> Problem requirements: Write out each line beneath this one exactly as it reads.

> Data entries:
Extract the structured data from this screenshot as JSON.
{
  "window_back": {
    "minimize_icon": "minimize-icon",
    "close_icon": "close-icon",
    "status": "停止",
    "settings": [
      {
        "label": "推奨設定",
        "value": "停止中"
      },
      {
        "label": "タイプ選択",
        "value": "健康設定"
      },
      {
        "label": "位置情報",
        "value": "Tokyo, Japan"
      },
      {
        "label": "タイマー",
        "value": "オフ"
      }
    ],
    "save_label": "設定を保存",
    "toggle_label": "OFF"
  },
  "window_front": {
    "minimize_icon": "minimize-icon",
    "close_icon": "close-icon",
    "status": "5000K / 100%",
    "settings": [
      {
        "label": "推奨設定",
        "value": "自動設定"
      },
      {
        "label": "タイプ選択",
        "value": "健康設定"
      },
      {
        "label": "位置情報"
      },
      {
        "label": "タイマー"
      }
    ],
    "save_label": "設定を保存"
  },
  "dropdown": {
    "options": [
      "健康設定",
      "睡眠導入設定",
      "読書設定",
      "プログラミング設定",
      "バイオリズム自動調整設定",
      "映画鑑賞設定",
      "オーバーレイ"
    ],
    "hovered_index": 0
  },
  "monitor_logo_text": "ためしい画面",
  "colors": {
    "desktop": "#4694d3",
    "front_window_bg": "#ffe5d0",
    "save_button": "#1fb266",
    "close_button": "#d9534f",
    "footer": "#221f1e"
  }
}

> Task output:
Extract the structured data from this screenshot as JSON.
{
  "window_back": {
    "minimize_icon": "minimize-icon",
    "close_icon": "close-icon",
    "status": "停止",
    "settings": [
      {
        "label": "推奨設定",
        "value": "停止中"
      },
      {
        "label": "タイプ選択",
        "value": "健康設定"
      },
      {
        "label": "位置情報",
        "value": "Tokyo, Japan"
      },
      {
        "label": "タイマー",
        "value": "オフ"
      }
    ],
    "save_label": "設定を保存",
    "toggle_label": "OFF"
  },
  "window_front": {
    "minimize_icon": "minimize-icon",
    "close_icon": "close-icon",
    "status": "5000K / 100%",
    "settings": [
      {
        "label": "推奨設定",
        "value": "自動設定"
      },
      {
        "label": "タイプ選択",
        "value": "健康設定"
      },
      {
        "label": "位置情報"
      },
      {
        "label": "タイマー"
      }
    ],
    "save_label": "設定を保存"
  },
  "dropdown": {
    "options": [
      "健康設定",
      "睡眠導入設定",
      "読書設定",
      "プログラミング設定",
      "バイオリズム自動調整設定",
      "映画鑑賞設定",
      "オーバーレイ"
    ],
    "hovered_index": 0
  },
  "monitor_logo_text": "ためしい画面",
  "colors": {
    "desktop": "#4694d3",
    "front_window_bg": "#ffe5d0",
    "save_button": "#1fb266",
    "close_button": "#d9534f",
    "footer": "#221f1e"
  }
}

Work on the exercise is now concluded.